▶ DATASET EXTRACT
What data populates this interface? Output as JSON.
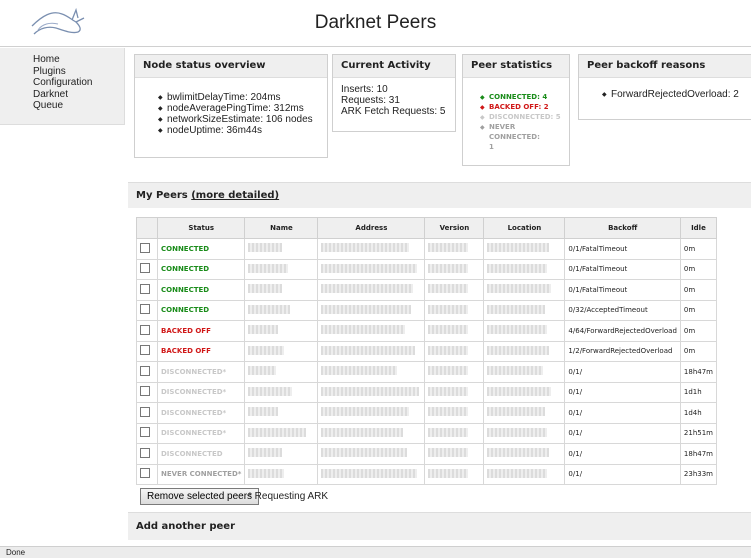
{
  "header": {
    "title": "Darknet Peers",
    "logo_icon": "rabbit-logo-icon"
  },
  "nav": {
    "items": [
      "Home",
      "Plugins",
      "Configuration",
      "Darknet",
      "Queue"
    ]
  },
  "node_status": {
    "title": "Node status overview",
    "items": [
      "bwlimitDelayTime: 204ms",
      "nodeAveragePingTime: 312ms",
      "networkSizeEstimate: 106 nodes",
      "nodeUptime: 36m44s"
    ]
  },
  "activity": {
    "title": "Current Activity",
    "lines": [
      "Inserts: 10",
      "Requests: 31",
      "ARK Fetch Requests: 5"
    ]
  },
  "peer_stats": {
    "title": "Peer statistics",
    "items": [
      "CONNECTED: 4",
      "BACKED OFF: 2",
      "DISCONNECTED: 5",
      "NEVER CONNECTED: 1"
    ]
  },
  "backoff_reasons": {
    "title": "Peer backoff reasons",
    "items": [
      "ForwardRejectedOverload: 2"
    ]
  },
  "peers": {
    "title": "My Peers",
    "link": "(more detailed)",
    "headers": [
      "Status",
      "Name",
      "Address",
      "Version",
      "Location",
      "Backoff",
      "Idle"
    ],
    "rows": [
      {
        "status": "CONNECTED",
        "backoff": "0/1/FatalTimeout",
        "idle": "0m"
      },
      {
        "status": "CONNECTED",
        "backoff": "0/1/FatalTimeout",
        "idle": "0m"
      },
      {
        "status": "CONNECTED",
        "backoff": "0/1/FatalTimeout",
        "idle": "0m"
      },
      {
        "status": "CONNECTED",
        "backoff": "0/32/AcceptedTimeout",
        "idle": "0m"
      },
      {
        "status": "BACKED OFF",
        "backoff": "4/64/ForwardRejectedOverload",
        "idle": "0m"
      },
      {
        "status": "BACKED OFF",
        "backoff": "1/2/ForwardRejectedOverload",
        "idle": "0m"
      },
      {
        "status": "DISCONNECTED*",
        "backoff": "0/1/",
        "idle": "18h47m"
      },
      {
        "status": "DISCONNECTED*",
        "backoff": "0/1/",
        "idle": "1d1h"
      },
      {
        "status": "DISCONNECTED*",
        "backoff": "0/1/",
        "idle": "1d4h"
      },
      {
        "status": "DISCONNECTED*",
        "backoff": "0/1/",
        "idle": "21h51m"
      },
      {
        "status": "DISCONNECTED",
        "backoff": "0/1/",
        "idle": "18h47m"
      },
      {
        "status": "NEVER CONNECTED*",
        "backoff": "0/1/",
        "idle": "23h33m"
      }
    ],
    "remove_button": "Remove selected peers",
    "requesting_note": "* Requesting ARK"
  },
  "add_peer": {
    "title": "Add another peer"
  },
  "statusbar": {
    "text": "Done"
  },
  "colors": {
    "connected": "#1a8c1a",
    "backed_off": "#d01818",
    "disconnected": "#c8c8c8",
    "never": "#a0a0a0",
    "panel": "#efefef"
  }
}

▶ GIVEN REQUEST
Extract every line of the data exactly; pictures stay out.

▶ THE SOLUTION
What data populates this interface? Output as JSON.
{
  "header": {
    "title": "Darknet Peers",
    "logo_icon": "rabbit-logo-icon"
  },
  "nav": {
    "items": [
      "Home",
      "Plugins",
      "Configuration",
      "Darknet",
      "Queue"
    ]
  },
  "node_status": {
    "title": "Node status overview",
    "items": [
      "bwlimitDelayTime: 204ms",
      "nodeAveragePingTime: 312ms",
      "networkSizeEstimate: 106 nodes",
      "nodeUptime: 36m44s"
    ]
  },
  "activity": {
    "title": "Current Activity",
    "lines": [
      "Inserts: 10",
      "Requests: 31",
      "ARK Fetch Requests: 5"
    ]
  },
  "peer_stats": {
    "title": "Peer statistics",
    "items": [
      "CONNECTED: 4",
      "BACKED OFF: 2",
      "DISCONNECTED: 5",
      "NEVER CONNECTED: 1"
    ]
  },
  "backoff_reasons": {
    "title": "Peer backoff reasons",
    "items": [
      "ForwardRejectedOverload: 2"
    ]
  },
  "peers": {
    "title": "My Peers",
    "link": "(more detailed)",
    "headers": [
      "Status",
      "Name",
      "Address",
      "Version",
      "Location",
      "Backoff",
      "Idle"
    ],
    "rows": [
      {
        "status": "CONNECTED",
        "backoff": "0/1/FatalTimeout",
        "idle": "0m"
      },
      {
        "status": "CONNECTED",
        "backoff": "0/1/FatalTimeout",
        "idle": "0m"
      },
      {
        "status": "CONNECTED",
        "backoff": "0/1/FatalTimeout",
        "idle": "0m"
      },
      {
        "status": "CONNECTED",
        "backoff": "0/32/AcceptedTimeout",
        "idle": "0m"
      },
      {
        "status": "BACKED OFF",
        "backoff": "4/64/ForwardRejectedOverload",
        "idle": "0m"
      },
      {
        "status": "BACKED OFF",
        "backoff": "1/2/ForwardRejectedOverload",
        "idle": "0m"
      },
      {
        "status": "DISCONNECTED*",
        "backoff": "0/1/",
        "idle": "18h47m"
      },
      {
        "status": "DISCONNECTED*",
        "backoff": "0/1/",
        "idle": "1d1h"
      },
      {
        "status": "DISCONNECTED*",
        "backoff": "0/1/",
        "idle": "1d4h"
      },
      {
        "status": "DISCONNECTED*",
        "backoff": "0/1/",
        "idle": "21h51m"
      },
      {
        "status": "DISCONNECTED",
        "backoff": "0/1/",
        "idle": "18h47m"
      },
      {
        "status": "NEVER CONNECTED*",
        "backoff": "0/1/",
        "idle": "23h33m"
      }
    ],
    "remove_button": "Remove selected peers",
    "requesting_note": "* Requesting ARK"
  },
  "add_peer": {
    "title": "Add another peer"
  },
  "statusbar": {
    "text": "Done"
  },
  "colors": {
    "connected": "#1a8c1a",
    "backed_off": "#d01818",
    "disconnected": "#c8c8c8",
    "never": "#a0a0a0",
    "panel": "#efefef"
  }
}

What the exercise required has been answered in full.